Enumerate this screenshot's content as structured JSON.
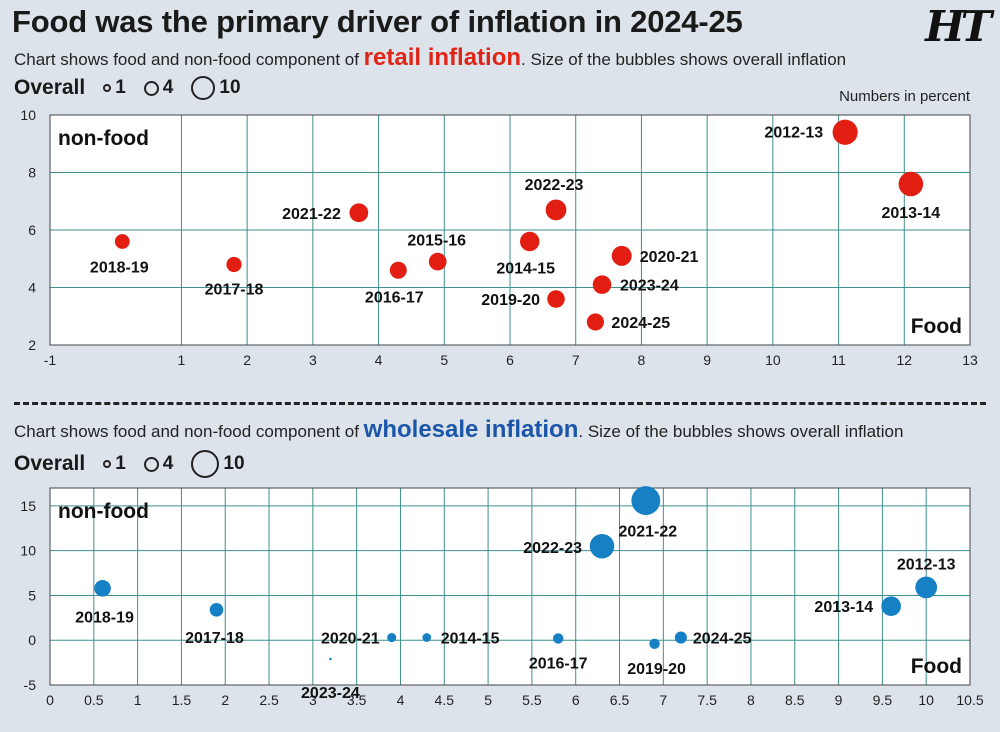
{
  "headline": "Food was the primary driver of inflation in 2024-25",
  "logo_text": "HT",
  "units_note": "Numbers in percent",
  "retail": {
    "subtitle_pre": "Chart shows food and non-food component of ",
    "subtitle_hl": "retail inflation",
    "subtitle_post": ". Size of the bubbles shows overall inflation",
    "legend": {
      "title": "Overall",
      "items": [
        "1",
        "4",
        "10"
      ]
    },
    "bubble_color": "#e21d12"
  },
  "wholesale": {
    "subtitle_pre": "Chart shows food and non-food component of ",
    "subtitle_hl": "wholesale inflation",
    "subtitle_post": ". Size of the bubbles shows overall inflation",
    "legend": {
      "title": "Overall",
      "items": [
        "1",
        "4",
        "10"
      ]
    },
    "bubble_color": "#1581c4"
  },
  "chart_data": [
    {
      "type": "scatter",
      "title": "retail inflation",
      "xlabel": "Food",
      "ylabel": "non-food",
      "xlim": [
        -1,
        13
      ],
      "ylim": [
        2,
        10
      ],
      "xticks": [
        "-1",
        "1",
        "2",
        "3",
        "4",
        "5",
        "6",
        "7",
        "8",
        "9",
        "10",
        "11",
        "12",
        "13"
      ],
      "yticks": [
        "2",
        "4",
        "6",
        "8",
        "10"
      ],
      "grid": true,
      "points": [
        {
          "label": "2012-13",
          "x": 11.1,
          "y": 9.4,
          "size": 9.9
        },
        {
          "label": "2013-14",
          "x": 12.1,
          "y": 7.6,
          "size": 9.4
        },
        {
          "label": "2014-15",
          "x": 6.3,
          "y": 5.6,
          "size": 5.9
        },
        {
          "label": "2015-16",
          "x": 4.9,
          "y": 4.9,
          "size": 4.9
        },
        {
          "label": "2016-17",
          "x": 4.3,
          "y": 4.6,
          "size": 4.5
        },
        {
          "label": "2017-18",
          "x": 1.8,
          "y": 4.8,
          "size": 3.6
        },
        {
          "label": "2018-19",
          "x": 0.1,
          "y": 5.6,
          "size": 3.4
        },
        {
          "label": "2019-20",
          "x": 6.7,
          "y": 3.6,
          "size": 4.8
        },
        {
          "label": "2020-21",
          "x": 7.7,
          "y": 5.1,
          "size": 6.2
        },
        {
          "label": "2021-22",
          "x": 3.7,
          "y": 6.6,
          "size": 5.5
        },
        {
          "label": "2022-23",
          "x": 6.7,
          "y": 6.7,
          "size": 6.7
        },
        {
          "label": "2023-24",
          "x": 7.4,
          "y": 4.1,
          "size": 5.4
        },
        {
          "label": "2024-25",
          "x": 7.3,
          "y": 2.8,
          "size": 4.6
        }
      ]
    },
    {
      "type": "scatter",
      "title": "wholesale inflation",
      "xlabel": "Food",
      "ylabel": "non-food",
      "xlim": [
        0,
        10.5
      ],
      "ylim": [
        -5,
        17
      ],
      "xticks": [
        "0",
        "0.5",
        "1",
        "1.5",
        "2",
        "2.5",
        "3",
        "3.5",
        "4",
        "4.5",
        "5",
        "5.5",
        "6",
        "6.5",
        "7",
        "7.5",
        "8",
        "8.5",
        "9",
        "9.5",
        "10",
        "10.5"
      ],
      "yticks": [
        "-5",
        "0",
        "5",
        "10",
        "15"
      ],
      "grid": true,
      "points": [
        {
          "label": "2012-13",
          "x": 10.0,
          "y": 5.9,
          "size": 7.4
        },
        {
          "label": "2013-14",
          "x": 9.6,
          "y": 3.8,
          "size": 6.0
        },
        {
          "label": "2014-15",
          "x": 4.3,
          "y": 0.3,
          "size": 1.2
        },
        {
          "label": "2016-17",
          "x": 5.8,
          "y": 0.2,
          "size": 1.7
        },
        {
          "label": "2017-18",
          "x": 1.9,
          "y": 3.4,
          "size": 2.9
        },
        {
          "label": "2018-19",
          "x": 0.6,
          "y": 5.8,
          "size": 4.3
        },
        {
          "label": "2019-20",
          "x": 6.9,
          "y": -0.4,
          "size": 1.7
        },
        {
          "label": "2020-21",
          "x": 3.9,
          "y": 0.3,
          "size": 1.3
        },
        {
          "label": "2021-22",
          "x": 6.8,
          "y": 15.6,
          "size": 13.0
        },
        {
          "label": "2022-23",
          "x": 6.3,
          "y": 10.5,
          "size": 9.4
        },
        {
          "label": "2023-24",
          "x": 3.2,
          "y": -2.1,
          "size": 0.1
        },
        {
          "label": "2024-25",
          "x": 7.2,
          "y": 0.3,
          "size": 2.3
        }
      ]
    }
  ]
}
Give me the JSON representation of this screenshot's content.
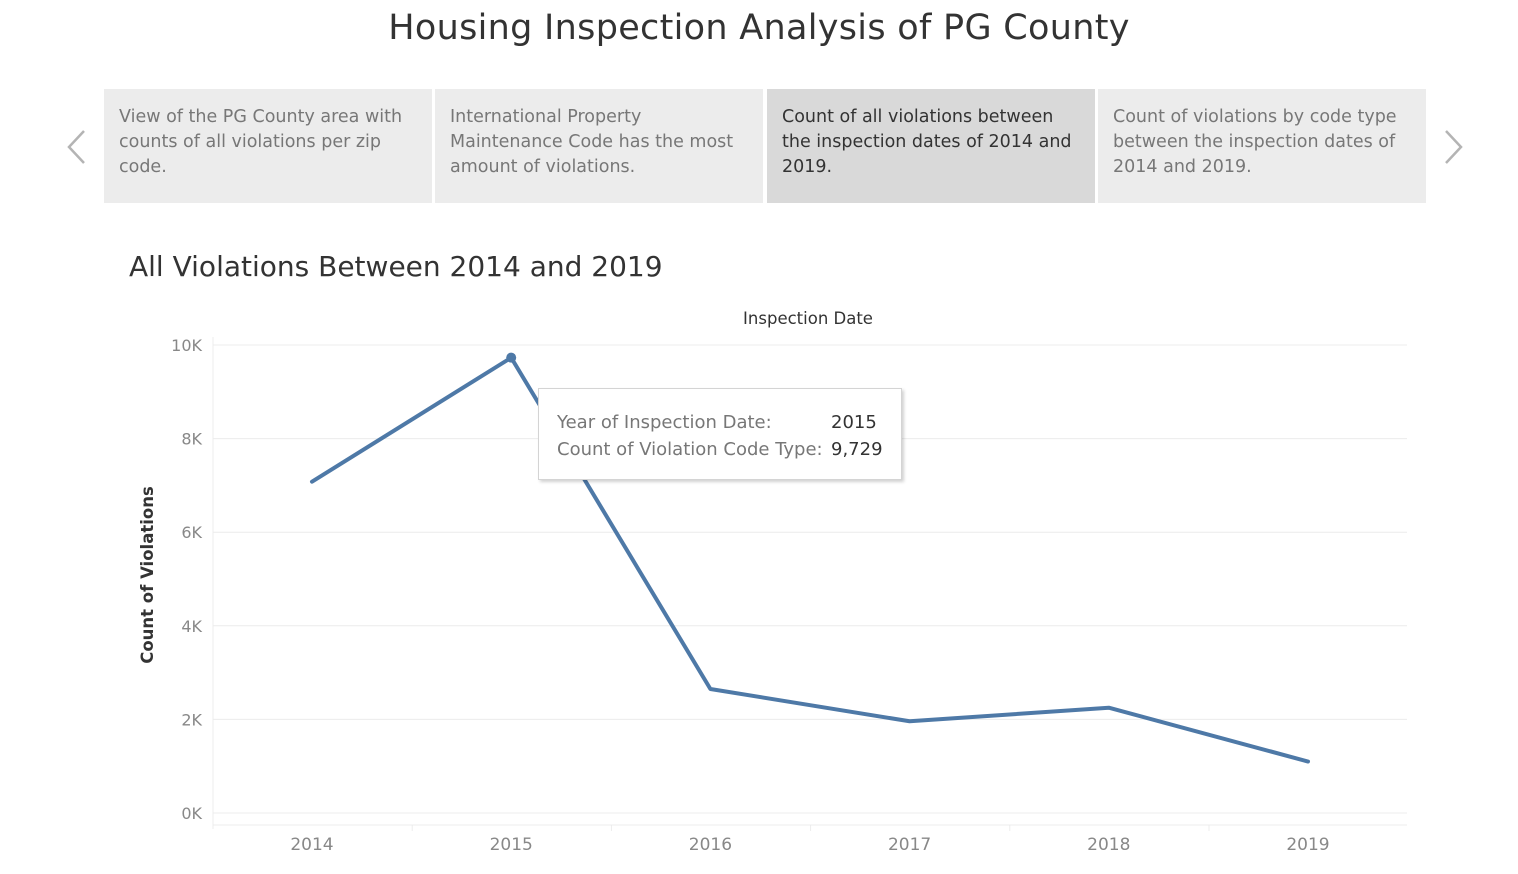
{
  "page": {
    "title": "Housing Inspection Analysis of PG County"
  },
  "story": {
    "prev_icon": "chevron-left-icon",
    "next_icon": "chevron-right-icon",
    "points": [
      {
        "caption": "View of the PG County area with counts of all violations per zip code."
      },
      {
        "caption": "International Property Maintenance Code has the most amount of violations."
      },
      {
        "caption": "Count of all violations between the inspection dates of 2014 and 2019."
      },
      {
        "caption": "Count of violations by code type between the inspection dates of 2014 and 2019."
      }
    ],
    "active_index": 2
  },
  "sheet": {
    "title": "All Violations Between 2014 and 2019"
  },
  "tooltip": {
    "rows": [
      {
        "label": "Year of Inspection Date:",
        "value": "2015"
      },
      {
        "label": "Count of Violation Code Type:",
        "value": "9,729"
      }
    ]
  },
  "colors": {
    "line": "#4e79a7",
    "grid": "#ececec",
    "axis_text": "#888888",
    "title_text": "#333333"
  },
  "chart_data": {
    "type": "line",
    "title": "All Violations Between 2014 and 2019",
    "x_header": "Inspection Date",
    "ylabel": "Count of Violations",
    "categories": [
      "2014",
      "2015",
      "2016",
      "2017",
      "2018",
      "2019"
    ],
    "series": [
      {
        "values": [
          7080,
          9729,
          2650,
          1960,
          2250,
          1100
        ]
      }
    ],
    "ylim": [
      0,
      10000
    ],
    "yticks": [
      0,
      2000,
      4000,
      6000,
      8000,
      10000
    ],
    "ytick_labels": [
      "0K",
      "2K",
      "4K",
      "6K",
      "8K",
      "10K"
    ],
    "highlighted_category": "2015",
    "grid": true,
    "legend": "none"
  }
}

Do this: Report back each line of the entries that holds the string "retail".

Task response:
  "retail": {
    "subtitle_hl": "retail inflation",
      "title": "retail inflation",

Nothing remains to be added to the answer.